A painting of me

HP5+ vs. Ilfosol 3

   18 November 2008, early morning

My first roll of home developed B&W film hanging to dry.

You may recall Shima bought me a set of B&W film for my birthday, along with some darkroom time at ImageWorks. The film I went through fast enough, but I was lazy about actually developing it at ImageWorks. And then last week I learned that you can’t actually use the ImageWorks darkrooms to develop film — they have a fancy machine that develops film for you. Their darkrooms are meant for printing alone. You can get your film developed at ImageWorks, but it costs $7 a roll. Besides being a bit expensive, this seemed counter to the idea of Shima’s gift. So over the weekend I staked out supplies, and last night I picked up everything I needed to develop film at home.

Meterials in hand, I got to work. The only tricky part in the process is getting your exposed film from the canister onto the reels that go into the development tank. You need to do all of this complete darkness, or in my case, with your hands inside a darkroom change bag. I didn’t want to waste any film, so I didn’t practice doing any of this before hand. I picked a roll of HP5+ I shot recently, which I decided I’d be willing to sacrifice if I messed up: thankfully, I didn’t.

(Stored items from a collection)

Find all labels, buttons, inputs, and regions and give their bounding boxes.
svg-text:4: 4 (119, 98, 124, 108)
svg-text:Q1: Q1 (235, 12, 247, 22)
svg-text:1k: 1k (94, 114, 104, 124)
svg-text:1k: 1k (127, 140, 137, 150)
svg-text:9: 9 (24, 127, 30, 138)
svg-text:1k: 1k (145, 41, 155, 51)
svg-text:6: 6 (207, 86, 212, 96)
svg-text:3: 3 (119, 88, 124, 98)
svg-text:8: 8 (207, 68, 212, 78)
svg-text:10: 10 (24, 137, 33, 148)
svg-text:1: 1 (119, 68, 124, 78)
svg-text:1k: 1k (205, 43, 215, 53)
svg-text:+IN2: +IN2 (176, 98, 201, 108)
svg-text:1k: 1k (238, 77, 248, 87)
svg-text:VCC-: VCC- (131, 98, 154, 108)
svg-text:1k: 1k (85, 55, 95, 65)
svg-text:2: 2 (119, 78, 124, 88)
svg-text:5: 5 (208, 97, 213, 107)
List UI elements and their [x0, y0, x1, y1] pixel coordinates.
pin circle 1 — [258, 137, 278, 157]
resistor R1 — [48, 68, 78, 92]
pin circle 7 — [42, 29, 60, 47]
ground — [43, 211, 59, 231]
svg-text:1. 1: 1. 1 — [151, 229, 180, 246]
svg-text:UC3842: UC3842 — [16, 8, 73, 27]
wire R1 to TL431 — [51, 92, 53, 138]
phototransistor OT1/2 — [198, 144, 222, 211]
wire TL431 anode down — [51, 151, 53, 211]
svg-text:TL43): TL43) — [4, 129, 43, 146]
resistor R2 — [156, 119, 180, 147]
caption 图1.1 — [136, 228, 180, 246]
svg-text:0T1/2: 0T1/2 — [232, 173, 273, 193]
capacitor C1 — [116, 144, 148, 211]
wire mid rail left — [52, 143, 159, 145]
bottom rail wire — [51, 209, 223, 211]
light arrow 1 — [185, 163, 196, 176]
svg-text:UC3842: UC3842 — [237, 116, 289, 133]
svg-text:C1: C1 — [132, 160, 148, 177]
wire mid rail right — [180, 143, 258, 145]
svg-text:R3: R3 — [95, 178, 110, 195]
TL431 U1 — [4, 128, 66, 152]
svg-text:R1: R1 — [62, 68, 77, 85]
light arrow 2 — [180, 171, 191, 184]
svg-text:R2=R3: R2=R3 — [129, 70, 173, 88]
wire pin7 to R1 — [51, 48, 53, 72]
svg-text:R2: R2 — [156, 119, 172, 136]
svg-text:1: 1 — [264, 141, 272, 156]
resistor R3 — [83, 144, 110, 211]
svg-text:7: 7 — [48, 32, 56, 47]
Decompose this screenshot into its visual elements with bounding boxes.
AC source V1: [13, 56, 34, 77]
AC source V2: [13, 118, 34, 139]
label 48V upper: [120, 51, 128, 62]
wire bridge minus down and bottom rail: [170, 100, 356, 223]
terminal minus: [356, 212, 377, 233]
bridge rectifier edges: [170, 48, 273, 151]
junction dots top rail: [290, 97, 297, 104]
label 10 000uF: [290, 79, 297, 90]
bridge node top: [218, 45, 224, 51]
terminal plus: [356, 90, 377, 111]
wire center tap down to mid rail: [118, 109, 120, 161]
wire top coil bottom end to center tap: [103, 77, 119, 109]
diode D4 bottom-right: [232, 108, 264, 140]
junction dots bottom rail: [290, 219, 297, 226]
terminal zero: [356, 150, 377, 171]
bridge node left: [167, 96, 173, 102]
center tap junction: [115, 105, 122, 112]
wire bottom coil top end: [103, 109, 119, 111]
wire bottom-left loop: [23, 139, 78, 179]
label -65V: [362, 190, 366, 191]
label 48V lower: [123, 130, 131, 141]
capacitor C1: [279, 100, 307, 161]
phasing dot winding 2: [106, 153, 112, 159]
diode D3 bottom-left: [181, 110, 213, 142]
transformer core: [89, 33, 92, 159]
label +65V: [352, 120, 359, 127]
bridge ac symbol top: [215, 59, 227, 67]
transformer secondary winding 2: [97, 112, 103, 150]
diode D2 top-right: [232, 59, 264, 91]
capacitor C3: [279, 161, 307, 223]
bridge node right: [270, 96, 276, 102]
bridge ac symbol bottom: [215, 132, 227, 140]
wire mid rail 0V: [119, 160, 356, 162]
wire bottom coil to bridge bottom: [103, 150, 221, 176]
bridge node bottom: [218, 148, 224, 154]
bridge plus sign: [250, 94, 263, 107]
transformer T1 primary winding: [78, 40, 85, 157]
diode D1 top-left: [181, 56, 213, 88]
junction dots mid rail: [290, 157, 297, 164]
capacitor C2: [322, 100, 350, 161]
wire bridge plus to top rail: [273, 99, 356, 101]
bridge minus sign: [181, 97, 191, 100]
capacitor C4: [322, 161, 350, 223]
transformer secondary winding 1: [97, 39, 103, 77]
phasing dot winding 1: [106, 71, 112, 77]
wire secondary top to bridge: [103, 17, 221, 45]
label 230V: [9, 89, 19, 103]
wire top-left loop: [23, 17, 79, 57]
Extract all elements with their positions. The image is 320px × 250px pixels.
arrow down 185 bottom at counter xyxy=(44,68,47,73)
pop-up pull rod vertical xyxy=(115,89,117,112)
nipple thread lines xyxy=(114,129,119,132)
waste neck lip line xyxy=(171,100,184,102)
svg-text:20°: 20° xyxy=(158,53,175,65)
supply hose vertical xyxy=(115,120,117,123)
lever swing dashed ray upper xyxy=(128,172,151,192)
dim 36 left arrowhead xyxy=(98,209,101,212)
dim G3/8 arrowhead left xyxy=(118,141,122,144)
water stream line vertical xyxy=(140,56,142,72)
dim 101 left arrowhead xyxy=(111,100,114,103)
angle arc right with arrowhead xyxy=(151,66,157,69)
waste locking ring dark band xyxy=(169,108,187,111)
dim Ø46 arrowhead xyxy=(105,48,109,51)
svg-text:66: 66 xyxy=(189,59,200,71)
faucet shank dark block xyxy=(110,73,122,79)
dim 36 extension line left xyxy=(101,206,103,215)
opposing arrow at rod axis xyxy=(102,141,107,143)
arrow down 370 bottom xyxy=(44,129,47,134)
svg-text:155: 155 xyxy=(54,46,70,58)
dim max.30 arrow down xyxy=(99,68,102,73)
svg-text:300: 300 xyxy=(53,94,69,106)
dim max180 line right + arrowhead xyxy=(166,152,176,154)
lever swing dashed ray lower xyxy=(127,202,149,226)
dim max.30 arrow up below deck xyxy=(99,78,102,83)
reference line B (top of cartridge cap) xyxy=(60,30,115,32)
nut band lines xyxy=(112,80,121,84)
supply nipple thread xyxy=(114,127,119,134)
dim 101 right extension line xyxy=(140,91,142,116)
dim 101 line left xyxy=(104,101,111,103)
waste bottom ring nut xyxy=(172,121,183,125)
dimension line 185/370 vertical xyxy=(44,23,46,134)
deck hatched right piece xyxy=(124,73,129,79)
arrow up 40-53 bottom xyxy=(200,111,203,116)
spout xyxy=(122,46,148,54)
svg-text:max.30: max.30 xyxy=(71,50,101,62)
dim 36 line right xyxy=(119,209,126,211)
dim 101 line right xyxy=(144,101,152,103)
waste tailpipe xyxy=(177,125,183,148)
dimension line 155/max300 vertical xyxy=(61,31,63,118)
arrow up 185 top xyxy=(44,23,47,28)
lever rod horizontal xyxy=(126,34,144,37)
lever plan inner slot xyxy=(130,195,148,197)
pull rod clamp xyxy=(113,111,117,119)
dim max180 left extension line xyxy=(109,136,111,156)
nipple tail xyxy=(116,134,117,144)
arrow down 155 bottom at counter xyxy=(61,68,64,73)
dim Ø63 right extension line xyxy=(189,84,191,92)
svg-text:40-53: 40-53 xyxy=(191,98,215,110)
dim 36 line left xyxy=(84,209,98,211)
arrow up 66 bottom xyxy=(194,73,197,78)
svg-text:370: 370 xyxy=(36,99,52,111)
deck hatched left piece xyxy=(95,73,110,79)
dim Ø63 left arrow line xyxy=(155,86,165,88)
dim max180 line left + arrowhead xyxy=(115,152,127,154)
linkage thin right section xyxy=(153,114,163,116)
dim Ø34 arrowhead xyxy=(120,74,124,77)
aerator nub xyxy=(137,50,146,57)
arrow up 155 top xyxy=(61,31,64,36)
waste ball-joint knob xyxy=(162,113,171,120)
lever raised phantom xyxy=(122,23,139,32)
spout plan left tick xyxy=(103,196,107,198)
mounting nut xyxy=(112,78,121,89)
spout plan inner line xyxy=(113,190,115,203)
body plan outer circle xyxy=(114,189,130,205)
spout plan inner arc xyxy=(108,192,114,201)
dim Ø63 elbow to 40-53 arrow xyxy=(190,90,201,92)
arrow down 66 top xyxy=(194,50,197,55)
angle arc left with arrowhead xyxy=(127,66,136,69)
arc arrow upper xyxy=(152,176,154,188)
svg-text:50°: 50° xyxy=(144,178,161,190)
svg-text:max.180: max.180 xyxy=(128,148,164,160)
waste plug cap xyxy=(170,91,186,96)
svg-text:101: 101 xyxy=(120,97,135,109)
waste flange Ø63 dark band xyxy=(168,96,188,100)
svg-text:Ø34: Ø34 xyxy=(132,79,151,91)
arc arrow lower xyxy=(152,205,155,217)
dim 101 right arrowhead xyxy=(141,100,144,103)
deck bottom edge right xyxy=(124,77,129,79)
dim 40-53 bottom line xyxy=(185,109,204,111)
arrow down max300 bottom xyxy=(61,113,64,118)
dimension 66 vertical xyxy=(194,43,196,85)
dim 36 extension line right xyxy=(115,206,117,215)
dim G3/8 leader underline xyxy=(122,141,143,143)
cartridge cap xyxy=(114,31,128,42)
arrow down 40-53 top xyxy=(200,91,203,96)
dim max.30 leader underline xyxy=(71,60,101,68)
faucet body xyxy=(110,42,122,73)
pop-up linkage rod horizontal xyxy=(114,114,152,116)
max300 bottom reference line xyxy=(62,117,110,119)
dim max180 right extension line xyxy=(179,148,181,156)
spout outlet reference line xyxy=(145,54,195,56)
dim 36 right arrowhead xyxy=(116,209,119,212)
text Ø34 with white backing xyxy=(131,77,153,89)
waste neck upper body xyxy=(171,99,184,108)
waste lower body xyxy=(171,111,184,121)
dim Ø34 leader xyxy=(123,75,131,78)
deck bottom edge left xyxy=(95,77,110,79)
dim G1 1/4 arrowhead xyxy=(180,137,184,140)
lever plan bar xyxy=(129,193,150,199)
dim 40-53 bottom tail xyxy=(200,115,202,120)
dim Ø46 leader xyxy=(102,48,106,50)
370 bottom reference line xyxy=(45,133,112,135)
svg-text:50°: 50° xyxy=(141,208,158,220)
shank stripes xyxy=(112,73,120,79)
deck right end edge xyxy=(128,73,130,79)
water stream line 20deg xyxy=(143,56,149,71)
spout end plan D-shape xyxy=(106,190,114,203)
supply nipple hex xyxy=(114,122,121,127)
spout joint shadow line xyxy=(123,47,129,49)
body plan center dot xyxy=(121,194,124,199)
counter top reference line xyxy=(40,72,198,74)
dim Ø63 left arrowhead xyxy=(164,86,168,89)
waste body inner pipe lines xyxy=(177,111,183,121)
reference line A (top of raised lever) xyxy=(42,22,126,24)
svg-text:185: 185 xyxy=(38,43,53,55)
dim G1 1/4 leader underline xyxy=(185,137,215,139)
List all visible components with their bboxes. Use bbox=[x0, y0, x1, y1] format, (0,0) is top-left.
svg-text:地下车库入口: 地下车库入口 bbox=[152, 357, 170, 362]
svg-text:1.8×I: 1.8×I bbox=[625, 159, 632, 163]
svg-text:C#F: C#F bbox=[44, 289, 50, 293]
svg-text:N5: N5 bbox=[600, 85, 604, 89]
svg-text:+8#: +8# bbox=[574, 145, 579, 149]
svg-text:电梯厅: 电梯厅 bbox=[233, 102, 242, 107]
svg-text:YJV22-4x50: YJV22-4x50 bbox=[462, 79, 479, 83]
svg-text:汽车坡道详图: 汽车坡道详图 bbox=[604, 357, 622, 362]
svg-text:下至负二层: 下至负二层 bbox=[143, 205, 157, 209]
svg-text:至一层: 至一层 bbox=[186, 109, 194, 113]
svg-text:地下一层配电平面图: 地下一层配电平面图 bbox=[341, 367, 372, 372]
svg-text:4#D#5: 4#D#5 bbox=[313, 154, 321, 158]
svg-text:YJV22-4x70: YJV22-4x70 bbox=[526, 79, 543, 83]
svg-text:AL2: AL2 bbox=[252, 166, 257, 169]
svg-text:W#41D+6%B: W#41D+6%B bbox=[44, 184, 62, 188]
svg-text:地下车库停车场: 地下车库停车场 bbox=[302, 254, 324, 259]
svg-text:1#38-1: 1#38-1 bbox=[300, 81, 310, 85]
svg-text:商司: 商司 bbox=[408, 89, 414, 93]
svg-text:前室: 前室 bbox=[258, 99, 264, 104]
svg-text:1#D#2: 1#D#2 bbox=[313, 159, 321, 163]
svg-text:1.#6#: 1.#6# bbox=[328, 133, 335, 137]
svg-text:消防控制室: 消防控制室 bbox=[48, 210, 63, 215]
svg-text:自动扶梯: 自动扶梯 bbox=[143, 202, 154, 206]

WHAT TO WORK ON: Copy out, word for word, the part of the post on developing film at home that starts at "18 November 2008, early" and ends at "film at home.".

COMPLETED TASK:
18 November 2008, early morning

My first roll of home developed B&W film hanging to dry.

You may recall Shima bought me a set of B&W film for my birthday, along with some darkroom time at ImageWorks. The film I went through fast enough, but I was lazy about actually developing it at ImageWorks. And then last week I learned that you can’t actually use the ImageWorks darkrooms to develop film — they have a fancy machine that develops film for you. Their darkrooms are meant for printing alone. You can get your film developed at ImageWorks, but it costs $7 a roll. Besides being a bit expensive, this seemed counter to the idea of Shima’s gift. So over the weekend I staked out supplies, and last night I picked up everything I needed to develop film at home.